Look for the word "Consider" in the entries below, then copy every line that has it.

>> START Task inputs

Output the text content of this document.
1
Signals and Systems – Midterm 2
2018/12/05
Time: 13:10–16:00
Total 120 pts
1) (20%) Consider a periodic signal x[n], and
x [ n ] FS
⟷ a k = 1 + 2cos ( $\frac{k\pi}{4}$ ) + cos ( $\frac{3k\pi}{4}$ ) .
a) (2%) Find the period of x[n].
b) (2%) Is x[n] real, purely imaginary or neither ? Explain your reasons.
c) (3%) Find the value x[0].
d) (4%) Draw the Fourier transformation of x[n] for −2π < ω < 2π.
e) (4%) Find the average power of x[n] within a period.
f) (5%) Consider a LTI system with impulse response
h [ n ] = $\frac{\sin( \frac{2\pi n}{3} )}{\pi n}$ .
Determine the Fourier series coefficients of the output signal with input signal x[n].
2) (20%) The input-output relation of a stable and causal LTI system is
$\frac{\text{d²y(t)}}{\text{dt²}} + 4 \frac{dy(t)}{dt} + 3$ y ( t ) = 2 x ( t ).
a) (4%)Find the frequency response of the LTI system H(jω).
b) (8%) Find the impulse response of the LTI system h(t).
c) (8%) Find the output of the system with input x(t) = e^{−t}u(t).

>> END Task inputs

» **Completed task**
1) (20%) Consider a periodic signal x[n], and
f) (5%) Consider a LTI system with impulse response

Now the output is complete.